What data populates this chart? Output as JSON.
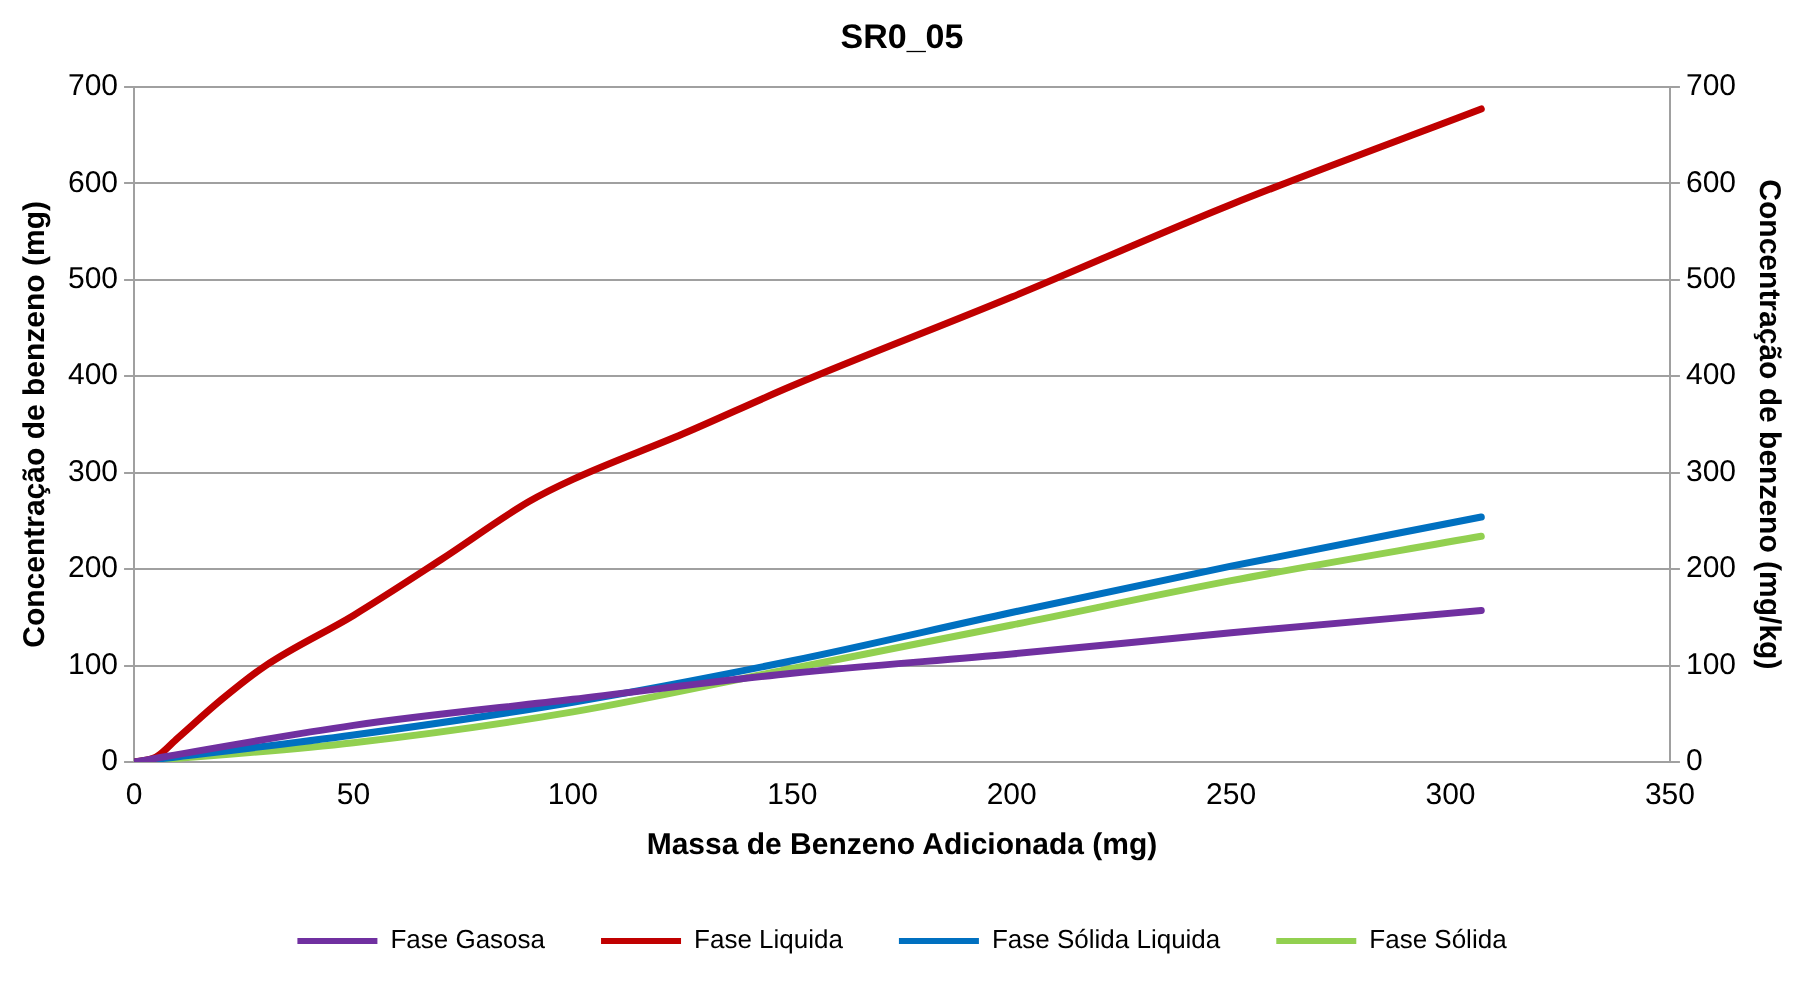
{
  "chart_data": {
    "type": "line",
    "title": "SR0_05",
    "xlabel": "Massa de Benzeno Adicionada (mg)",
    "ylabel": "Concentração de benzeno (mg)",
    "y2label": "Concentração de benzeno (mg/kg)",
    "xlim": [
      0,
      350
    ],
    "xticks": [
      0,
      50,
      100,
      150,
      200,
      250,
      300,
      350
    ],
    "ylim": [
      0,
      700
    ],
    "yticks": [
      0,
      100,
      200,
      300,
      400,
      500,
      600,
      700
    ],
    "y2lim": [
      0,
      700
    ],
    "y2ticks": [
      0,
      100,
      200,
      300,
      400,
      500,
      600,
      700
    ],
    "grid": "y",
    "legend": "bottom",
    "marker": "none",
    "line_style": "solid",
    "series": [
      {
        "name": "Fase Gasosa",
        "color": "#7030a0",
        "x": [
          0,
          50,
          100,
          150,
          200,
          250,
          307
        ],
        "values": [
          0,
          38,
          65,
          92,
          112,
          134,
          157
        ]
      },
      {
        "name": "Fase Liquida",
        "color": "#c00000",
        "x": [
          0,
          5,
          10,
          20,
          30,
          50,
          70,
          90,
          100,
          125,
          150,
          200,
          250,
          307
        ],
        "values": [
          0,
          5,
          25,
          65,
          100,
          152,
          210,
          270,
          293,
          340,
          390,
          482,
          578,
          677
        ]
      },
      {
        "name": "Fase Sólida Liquida",
        "color": "#0070c0",
        "x": [
          0,
          50,
          100,
          150,
          200,
          250,
          307
        ],
        "values": [
          0,
          28,
          62,
          105,
          155,
          203,
          254
        ]
      },
      {
        "name": "Fase Sólida",
        "color": "#92d050",
        "x": [
          0,
          50,
          100,
          150,
          200,
          250,
          307
        ],
        "values": [
          0,
          20,
          52,
          97,
          142,
          188,
          234
        ]
      }
    ]
  }
}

○ ○ ○ ○

- _DIRECTIONS_: Exactly reproduce each record, leaving out any pictures.

- _THE ANSWER_:
What data populates this chart? Output as JSON.
{
  "chart_data": {
    "type": "line",
    "title": "SR0_05",
    "xlabel": "Massa de Benzeno Adicionada (mg)",
    "ylabel": "Concentração de benzeno (mg)",
    "y2label": "Concentração de benzeno (mg/kg)",
    "xlim": [
      0,
      350
    ],
    "xticks": [
      0,
      50,
      100,
      150,
      200,
      250,
      300,
      350
    ],
    "ylim": [
      0,
      700
    ],
    "yticks": [
      0,
      100,
      200,
      300,
      400,
      500,
      600,
      700
    ],
    "y2lim": [
      0,
      700
    ],
    "y2ticks": [
      0,
      100,
      200,
      300,
      400,
      500,
      600,
      700
    ],
    "grid": "y",
    "legend": "bottom",
    "marker": "none",
    "line_style": "solid",
    "series": [
      {
        "name": "Fase Gasosa",
        "color": "#7030a0",
        "x": [
          0,
          50,
          100,
          150,
          200,
          250,
          307
        ],
        "values": [
          0,
          38,
          65,
          92,
          112,
          134,
          157
        ]
      },
      {
        "name": "Fase Liquida",
        "color": "#c00000",
        "x": [
          0,
          5,
          10,
          20,
          30,
          50,
          70,
          90,
          100,
          125,
          150,
          200,
          250,
          307
        ],
        "values": [
          0,
          5,
          25,
          65,
          100,
          152,
          210,
          270,
          293,
          340,
          390,
          482,
          578,
          677
        ]
      },
      {
        "name": "Fase Sólida Liquida",
        "color": "#0070c0",
        "x": [
          0,
          50,
          100,
          150,
          200,
          250,
          307
        ],
        "values": [
          0,
          28,
          62,
          105,
          155,
          203,
          254
        ]
      },
      {
        "name": "Fase Sólida",
        "color": "#92d050",
        "x": [
          0,
          50,
          100,
          150,
          200,
          250,
          307
        ],
        "values": [
          0,
          20,
          52,
          97,
          142,
          188,
          234
        ]
      }
    ]
  }
}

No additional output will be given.